> [TEXTO DO DOCUMENTO]:
★ ★ ★ ★

17 de Outubro de 2015, por José Antônio

Se tem uma coisa que me intriga é a gargalhada do vilão. É famosa aquela gargalhada estridente e esganiçada da bruxa. E a do Drácula? Dizem que é uma risada grave e gutural, apesar de eu nunca ter visto o vampiro parente do Batman dando gargalhadas.

Certa vez, eu estava visitando uma casa do pavor, num parque temático, e eis que do nada surge à minha frente um esqueleto. E a caveira caiu na gargalhada para me assustar. Rindo de quê? Que humor é esse?

Em filmes de mocinho e bandido, então, as gargalhadas dos vilões proliferam. Quem é que nunca viu uma cena em que o bandido aponta o revólver para o bom rapaz e fala, sadicamente:

Você vai morrer agora! – logo a seguir, a risada maldosa: Ah! Ah! Ah!

Ou esta outra cena, em que a pobre garota está em apuros, tentando escapar do maldito criminoso e este, ato contínuo, ri prazerosamente encurralando a coitada.

Passei a olhar o riso dos vilões e percebi que eles são bem-humorados. É difícil o herói aparecer às gargalhadas. Acho que nunca vi um herói risonho. Deve ser aquela coisa da condenação do riso, que o riso deprecia enquanto a seriedade valoriza... aquelas coisas lá dos mosteiros da Idade Média.

★ ★ ★ ★

> [REGISTROS EXTRAÍDOS]:
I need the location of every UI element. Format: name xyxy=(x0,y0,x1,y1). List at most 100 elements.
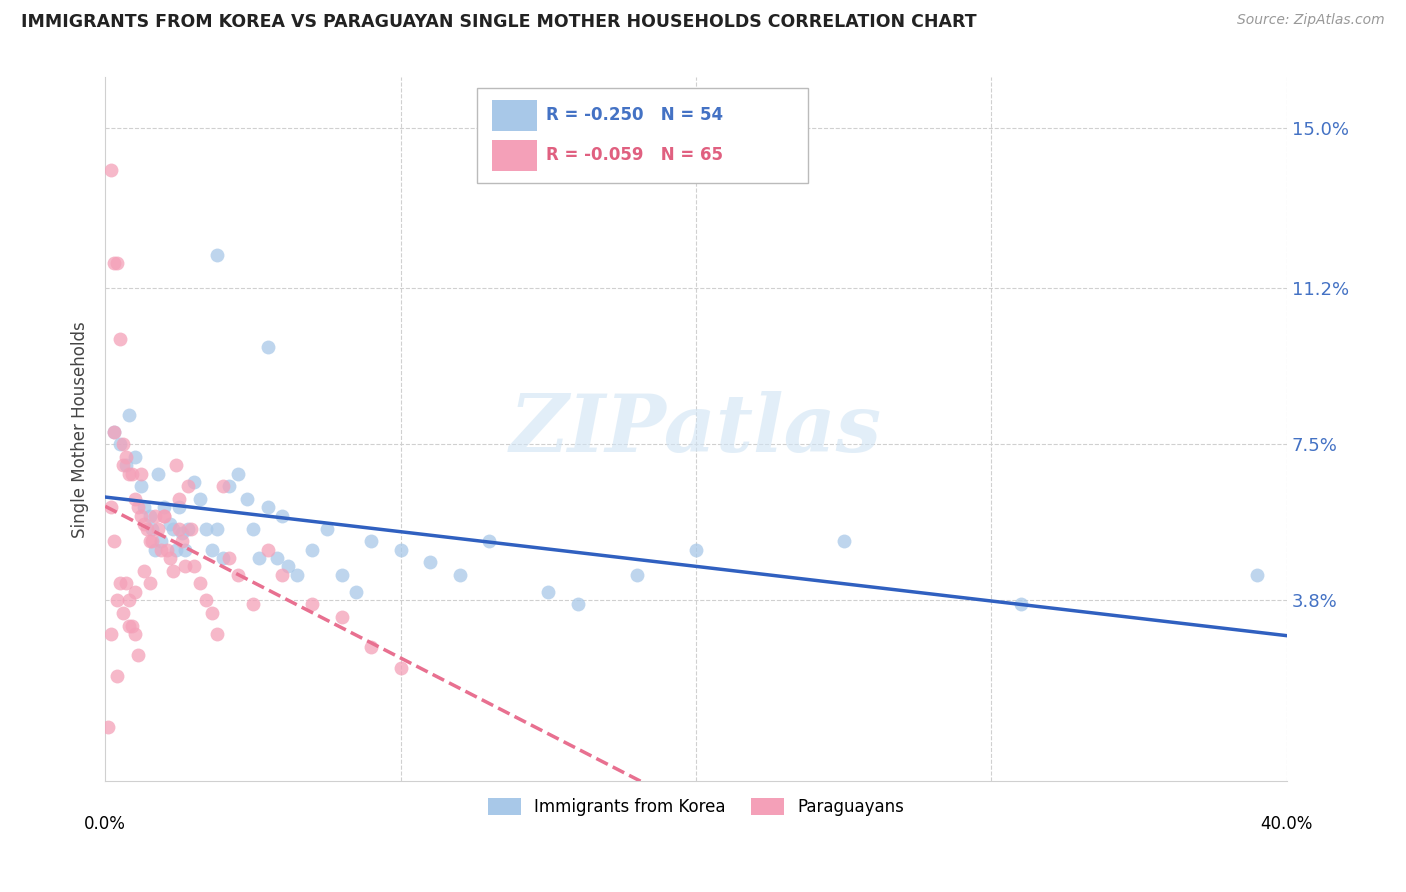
Point xyxy=(148,467,170,481)
Point xyxy=(148,522,170,536)
Point xyxy=(537,584,560,599)
Point xyxy=(271,568,294,582)
Point xyxy=(118,467,141,481)
Point xyxy=(188,576,211,591)
Text: R = -0.250   N = 54: R = -0.250 N = 54 xyxy=(546,105,723,124)
Point xyxy=(167,522,190,536)
Point xyxy=(100,500,122,515)
Point xyxy=(194,522,217,536)
Point xyxy=(1010,598,1032,612)
Point xyxy=(162,522,184,536)
Point xyxy=(177,479,200,493)
Point xyxy=(132,564,155,578)
Point xyxy=(832,534,855,549)
Point xyxy=(150,534,173,549)
Point xyxy=(145,542,167,557)
Point xyxy=(129,479,152,493)
Point xyxy=(121,618,143,632)
Text: ZIPatlas: ZIPatlas xyxy=(510,391,882,468)
Point xyxy=(153,508,176,523)
Point xyxy=(200,606,222,620)
Point xyxy=(167,491,190,506)
Point xyxy=(162,564,184,578)
Point xyxy=(124,584,146,599)
Text: 0.0%: 0.0% xyxy=(84,815,127,833)
Point xyxy=(129,508,152,523)
Point xyxy=(174,542,197,557)
Point xyxy=(159,551,181,566)
Point xyxy=(105,669,128,683)
Point xyxy=(159,517,181,532)
Point xyxy=(138,576,160,591)
Point xyxy=(138,534,160,549)
Point xyxy=(150,542,173,557)
Point xyxy=(330,610,353,624)
Point xyxy=(449,568,471,582)
Bar xyxy=(478,88,808,183)
Point xyxy=(218,551,240,566)
Point xyxy=(277,559,299,574)
Point xyxy=(170,525,193,540)
Point xyxy=(170,534,193,549)
Point xyxy=(115,450,138,464)
Point xyxy=(100,627,122,641)
Point xyxy=(389,661,412,675)
Point xyxy=(685,542,707,557)
Text: Source: ZipAtlas.com: Source: ZipAtlas.com xyxy=(1237,13,1385,28)
Point xyxy=(111,437,134,451)
Point xyxy=(478,534,501,549)
Text: R = -0.059   N = 65: R = -0.059 N = 65 xyxy=(546,145,723,163)
Point xyxy=(207,522,229,536)
Point xyxy=(141,534,163,549)
Point xyxy=(194,593,217,607)
Point xyxy=(344,584,367,599)
Point xyxy=(266,551,288,566)
Point xyxy=(226,568,249,582)
Point xyxy=(103,425,125,439)
Point xyxy=(121,467,143,481)
Bar xyxy=(492,101,537,131)
Point xyxy=(256,340,278,354)
Point xyxy=(105,256,128,270)
Point xyxy=(153,508,176,523)
Point xyxy=(247,551,270,566)
Point xyxy=(108,576,131,591)
Point xyxy=(100,163,122,178)
Point xyxy=(103,256,125,270)
Point xyxy=(132,517,155,532)
Point xyxy=(138,508,160,523)
Point xyxy=(124,491,146,506)
Point xyxy=(207,627,229,641)
Text: 40.0%: 40.0% xyxy=(1261,815,1313,833)
Point xyxy=(165,542,187,557)
Point xyxy=(360,534,382,549)
Point xyxy=(256,542,278,557)
Point xyxy=(115,576,138,591)
Point xyxy=(256,500,278,515)
Point xyxy=(127,500,149,515)
Point xyxy=(111,458,134,473)
Point xyxy=(389,542,412,557)
Point xyxy=(127,648,149,662)
Point xyxy=(103,425,125,439)
Point xyxy=(626,568,648,582)
Point xyxy=(118,618,141,632)
Point xyxy=(97,720,120,734)
Point xyxy=(118,593,141,607)
Point xyxy=(145,508,167,523)
Point xyxy=(177,522,200,536)
Point xyxy=(188,491,211,506)
Point xyxy=(156,542,179,557)
Point xyxy=(124,450,146,464)
Point xyxy=(567,598,589,612)
Point xyxy=(132,500,155,515)
Point xyxy=(103,534,125,549)
Bar xyxy=(492,140,537,170)
Point xyxy=(212,479,235,493)
Point xyxy=(174,559,197,574)
Point xyxy=(207,247,229,261)
Point xyxy=(135,522,157,536)
Text: IMMIGRANTS FROM KOREA VS PARAGUAYAN SINGLE MOTHER HOUSEHOLDS CORRELATION CHART: IMMIGRANTS FROM KOREA VS PARAGUAYAN SING… xyxy=(21,13,977,31)
Legend: Immigrants from Korea, Paraguayans: Immigrants from Korea, Paraguayans xyxy=(481,791,911,822)
Point xyxy=(118,408,141,422)
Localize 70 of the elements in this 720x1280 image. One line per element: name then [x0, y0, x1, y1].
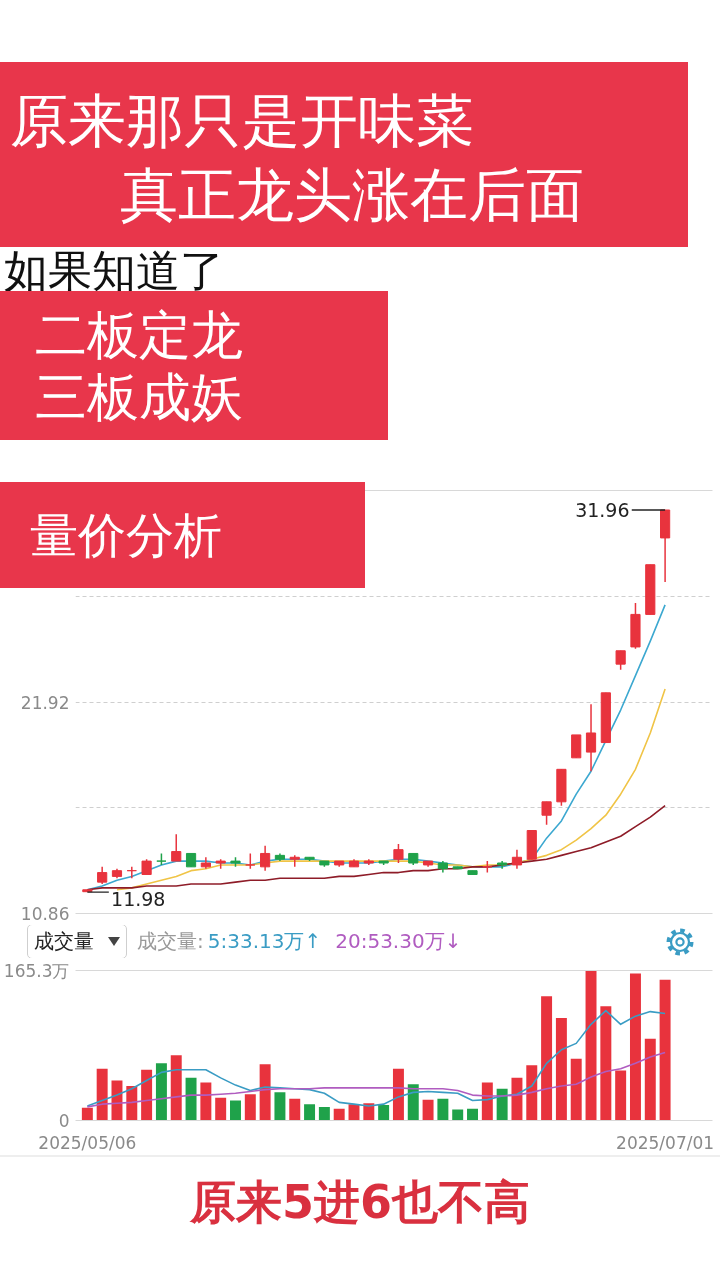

★ ★ ★ ★

> [TAREFA PROPOSTA 1]: Pode reproduzir fielmente, dos registros, as linhas entre a que contém "Point xyxy=(148,467,170,481)" e a que contém "Point xyxy=(150,542,173,557)", ambas incluídas?
> [TAREFA PROPOSTA 2]: Como você continuaria a crônica sobre a gargalhada dos vilões a partir do ponto em que ela termina?

> [RESPOSTA REDIGIDA 1]:
Point xyxy=(148,467,170,481)
Point xyxy=(148,522,170,536)
Point xyxy=(537,584,560,599)
Point xyxy=(271,568,294,582)
Point xyxy=(118,467,141,481)
Point xyxy=(188,576,211,591)
Text: R = -0.250   N = 54: R = -0.250 N = 54 xyxy=(546,105,723,124)
Point xyxy=(167,522,190,536)
Point xyxy=(100,500,122,515)
Point xyxy=(194,522,217,536)
Point xyxy=(1010,598,1032,612)
Point xyxy=(162,522,184,536)
Point xyxy=(177,479,200,493)
Point xyxy=(132,564,155,578)
Point xyxy=(832,534,855,549)
Point xyxy=(150,534,173,549)
Point xyxy=(145,542,167,557)
Point xyxy=(129,479,152,493)
Point xyxy=(121,618,143,632)
Text: ZIPatlas: ZIPatlas xyxy=(510,391,882,468)
Point xyxy=(153,508,176,523)
Point xyxy=(200,606,222,620)
Point xyxy=(167,491,190,506)
Point xyxy=(162,564,184,578)
Point xyxy=(124,584,146,599)
Text: 0.0%: 0.0% xyxy=(84,815,127,833)
Point xyxy=(129,508,152,523)
Point xyxy=(174,542,197,557)
Point xyxy=(159,551,181,566)
Point xyxy=(105,669,128,683)
Point xyxy=(159,517,181,532)
Point xyxy=(138,576,160,591)
Point xyxy=(138,534,160,549)
Point xyxy=(150,542,173,557)

> [RESPOSTA REDIGIDA 2]:
Elucubrações à parte, há de se convir que os vilões têm muita serotonina. É até covardia: enquanto o herói entra com uma injeção de adrenalina, o vilão bebe um balde de serotonina e outro de dopamina. O resultado é aquela risaiada que a gente não sabe se é alegria ou loucura. Mas que tem prazer, isso tem. Se não tivesse, quem riria?

O Leovaldo, meu amigo contemplado pelas agruras de uma vida repleta de cismas, dúvidas e angústias, teve uma namorada assim: ria que não acabava mais. Você chegava, dava bom-dia e a Antônia disparava a rir. Ah, sim, ela se chamava Antônia. Mas todo mundo a tratava por Toninha.

Ria demais a danada. Carregava umas oito calcinhas dentro da bolsa, pois ria a ponto de lacrimejar tanto pelas setentrionais órbitas oculares quanto pelos canais uretro-meridionais. Pus um apelido nela: Serotoninha.

Toninha só não ria em velório de deputado, para os outros não pensarem que ela era a viúva. Leovaldo, afogado em cismas, chegou a duas conclusões dilacerantes: Toninha era louca e ele era palhaço. E resolveu terminar o namoro, pois de palhaço e louco todos têm um pouco... e ele tinha demais!

Agora, os vilões... Ainda não consegui ver o humor que eles encontram no medo da vítima, na maldade que eles fazem, nas destruições que promovem. Conversei com meu amigo Marcus Vinicius de Andrade Peixoto, especialista em Filosofia e existencialista por comodismo. Dedica-se agora aos estudos sobre o Nada nos intervalos da batida do Olodum. Passa o dia inteiro escutando momentos sem som para ver se encontra o Nada, numa de psicodélico zen.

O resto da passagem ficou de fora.